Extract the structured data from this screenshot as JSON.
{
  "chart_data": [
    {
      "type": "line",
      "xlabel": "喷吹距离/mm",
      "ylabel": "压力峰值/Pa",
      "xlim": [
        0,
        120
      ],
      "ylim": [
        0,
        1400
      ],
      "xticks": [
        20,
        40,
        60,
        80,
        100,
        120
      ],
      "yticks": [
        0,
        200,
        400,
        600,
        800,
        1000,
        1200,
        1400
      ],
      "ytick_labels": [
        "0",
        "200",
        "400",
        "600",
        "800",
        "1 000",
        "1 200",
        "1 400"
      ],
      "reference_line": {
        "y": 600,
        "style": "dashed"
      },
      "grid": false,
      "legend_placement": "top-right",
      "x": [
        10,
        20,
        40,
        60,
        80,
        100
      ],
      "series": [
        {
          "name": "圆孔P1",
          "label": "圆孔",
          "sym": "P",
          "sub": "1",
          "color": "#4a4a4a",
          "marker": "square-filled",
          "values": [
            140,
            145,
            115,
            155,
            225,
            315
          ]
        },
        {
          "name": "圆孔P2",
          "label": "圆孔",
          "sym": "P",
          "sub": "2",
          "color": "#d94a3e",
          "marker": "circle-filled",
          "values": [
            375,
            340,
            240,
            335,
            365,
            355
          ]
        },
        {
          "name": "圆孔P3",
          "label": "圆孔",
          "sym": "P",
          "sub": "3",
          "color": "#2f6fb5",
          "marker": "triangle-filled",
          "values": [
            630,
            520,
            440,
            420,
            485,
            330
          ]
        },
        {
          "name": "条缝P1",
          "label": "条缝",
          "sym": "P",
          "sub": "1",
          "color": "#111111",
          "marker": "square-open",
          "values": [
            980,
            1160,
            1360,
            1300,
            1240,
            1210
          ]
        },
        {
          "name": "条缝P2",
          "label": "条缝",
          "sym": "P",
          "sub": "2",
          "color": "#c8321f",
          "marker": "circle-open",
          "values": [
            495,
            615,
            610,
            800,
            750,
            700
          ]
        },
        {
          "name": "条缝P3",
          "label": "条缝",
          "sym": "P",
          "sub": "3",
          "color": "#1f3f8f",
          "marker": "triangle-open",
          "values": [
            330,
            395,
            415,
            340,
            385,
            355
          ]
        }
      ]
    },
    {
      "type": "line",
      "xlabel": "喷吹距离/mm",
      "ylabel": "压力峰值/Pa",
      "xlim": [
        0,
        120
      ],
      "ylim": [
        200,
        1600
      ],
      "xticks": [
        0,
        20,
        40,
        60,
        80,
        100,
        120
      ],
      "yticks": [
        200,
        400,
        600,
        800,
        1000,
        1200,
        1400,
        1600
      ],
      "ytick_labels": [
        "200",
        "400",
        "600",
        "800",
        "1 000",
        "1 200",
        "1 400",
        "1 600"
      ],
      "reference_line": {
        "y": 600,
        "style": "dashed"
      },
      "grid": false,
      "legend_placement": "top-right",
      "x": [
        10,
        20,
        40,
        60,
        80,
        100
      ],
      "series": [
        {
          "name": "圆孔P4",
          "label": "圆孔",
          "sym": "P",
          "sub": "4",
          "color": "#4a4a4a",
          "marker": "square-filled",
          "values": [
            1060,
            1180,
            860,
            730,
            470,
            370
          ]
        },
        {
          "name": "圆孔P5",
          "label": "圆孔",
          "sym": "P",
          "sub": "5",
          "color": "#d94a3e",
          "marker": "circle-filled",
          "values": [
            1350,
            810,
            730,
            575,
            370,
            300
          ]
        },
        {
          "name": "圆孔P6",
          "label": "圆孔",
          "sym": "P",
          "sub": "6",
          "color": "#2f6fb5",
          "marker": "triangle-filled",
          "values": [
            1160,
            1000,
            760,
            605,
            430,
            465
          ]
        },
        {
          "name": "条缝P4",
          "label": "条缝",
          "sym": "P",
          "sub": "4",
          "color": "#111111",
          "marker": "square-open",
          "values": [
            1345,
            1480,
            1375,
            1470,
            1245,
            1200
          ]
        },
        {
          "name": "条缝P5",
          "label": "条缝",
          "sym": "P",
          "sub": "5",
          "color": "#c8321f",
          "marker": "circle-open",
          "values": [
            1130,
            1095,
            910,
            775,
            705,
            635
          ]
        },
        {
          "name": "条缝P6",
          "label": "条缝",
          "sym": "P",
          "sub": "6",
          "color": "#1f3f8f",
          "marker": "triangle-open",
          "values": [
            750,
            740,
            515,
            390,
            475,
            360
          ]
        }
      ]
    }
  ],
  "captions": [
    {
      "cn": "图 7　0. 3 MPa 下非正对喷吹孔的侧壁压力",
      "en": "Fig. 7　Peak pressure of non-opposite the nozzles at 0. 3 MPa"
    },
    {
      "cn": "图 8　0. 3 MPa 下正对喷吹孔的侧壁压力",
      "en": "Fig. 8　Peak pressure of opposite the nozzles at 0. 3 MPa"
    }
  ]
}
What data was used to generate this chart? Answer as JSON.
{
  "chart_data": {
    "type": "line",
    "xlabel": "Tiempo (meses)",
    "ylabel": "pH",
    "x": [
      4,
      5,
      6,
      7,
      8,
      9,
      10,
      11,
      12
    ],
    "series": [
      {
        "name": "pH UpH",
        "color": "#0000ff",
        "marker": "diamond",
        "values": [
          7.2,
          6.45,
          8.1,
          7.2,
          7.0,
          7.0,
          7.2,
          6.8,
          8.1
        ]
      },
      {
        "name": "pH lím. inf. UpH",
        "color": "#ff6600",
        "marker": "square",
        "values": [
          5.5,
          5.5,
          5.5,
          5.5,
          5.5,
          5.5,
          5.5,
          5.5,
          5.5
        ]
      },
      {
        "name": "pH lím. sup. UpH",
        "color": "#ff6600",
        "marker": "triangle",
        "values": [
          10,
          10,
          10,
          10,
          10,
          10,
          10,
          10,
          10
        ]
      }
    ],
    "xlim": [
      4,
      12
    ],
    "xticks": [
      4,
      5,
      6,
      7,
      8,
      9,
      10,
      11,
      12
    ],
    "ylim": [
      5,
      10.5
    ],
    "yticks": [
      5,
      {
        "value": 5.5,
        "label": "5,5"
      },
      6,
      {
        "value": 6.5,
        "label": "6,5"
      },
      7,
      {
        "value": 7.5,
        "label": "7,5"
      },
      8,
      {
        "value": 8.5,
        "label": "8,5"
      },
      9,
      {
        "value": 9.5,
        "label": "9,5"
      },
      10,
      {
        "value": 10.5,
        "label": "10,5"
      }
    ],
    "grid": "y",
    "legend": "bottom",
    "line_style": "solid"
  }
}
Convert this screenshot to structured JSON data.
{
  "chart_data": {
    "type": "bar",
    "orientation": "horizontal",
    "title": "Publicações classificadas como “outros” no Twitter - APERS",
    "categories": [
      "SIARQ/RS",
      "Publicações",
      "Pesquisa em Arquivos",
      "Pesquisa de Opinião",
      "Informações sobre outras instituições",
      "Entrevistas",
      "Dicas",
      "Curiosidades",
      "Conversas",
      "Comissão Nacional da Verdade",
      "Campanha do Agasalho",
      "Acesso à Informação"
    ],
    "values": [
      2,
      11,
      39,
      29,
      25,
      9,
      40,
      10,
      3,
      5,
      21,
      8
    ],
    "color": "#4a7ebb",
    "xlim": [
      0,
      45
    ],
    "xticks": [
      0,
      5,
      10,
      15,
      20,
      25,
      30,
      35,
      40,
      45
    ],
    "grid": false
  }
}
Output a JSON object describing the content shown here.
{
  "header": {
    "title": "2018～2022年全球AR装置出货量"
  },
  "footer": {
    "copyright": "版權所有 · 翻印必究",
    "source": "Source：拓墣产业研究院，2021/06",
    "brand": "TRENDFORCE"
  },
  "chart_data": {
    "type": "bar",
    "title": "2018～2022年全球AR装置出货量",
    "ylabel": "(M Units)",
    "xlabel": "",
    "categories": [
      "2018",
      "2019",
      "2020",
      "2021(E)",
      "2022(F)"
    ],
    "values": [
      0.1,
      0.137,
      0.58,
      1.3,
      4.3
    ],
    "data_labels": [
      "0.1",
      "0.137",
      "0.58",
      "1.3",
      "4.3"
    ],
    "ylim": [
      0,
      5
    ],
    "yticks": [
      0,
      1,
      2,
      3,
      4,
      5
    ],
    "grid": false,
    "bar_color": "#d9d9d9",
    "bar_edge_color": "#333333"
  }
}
○ ○ ○ ○ ○
• [INSTRUCTIONS TO FOLLOW]:
Every line in the data that holds "title" should be copied out.

• [THE RESULT]:
    "title": "Publicações classificadas como “outros” no Twitter - APERS",
    "title": "2018～2022年全球AR装置出货量"
    "title": "2018～2022年全球AR装置出货量",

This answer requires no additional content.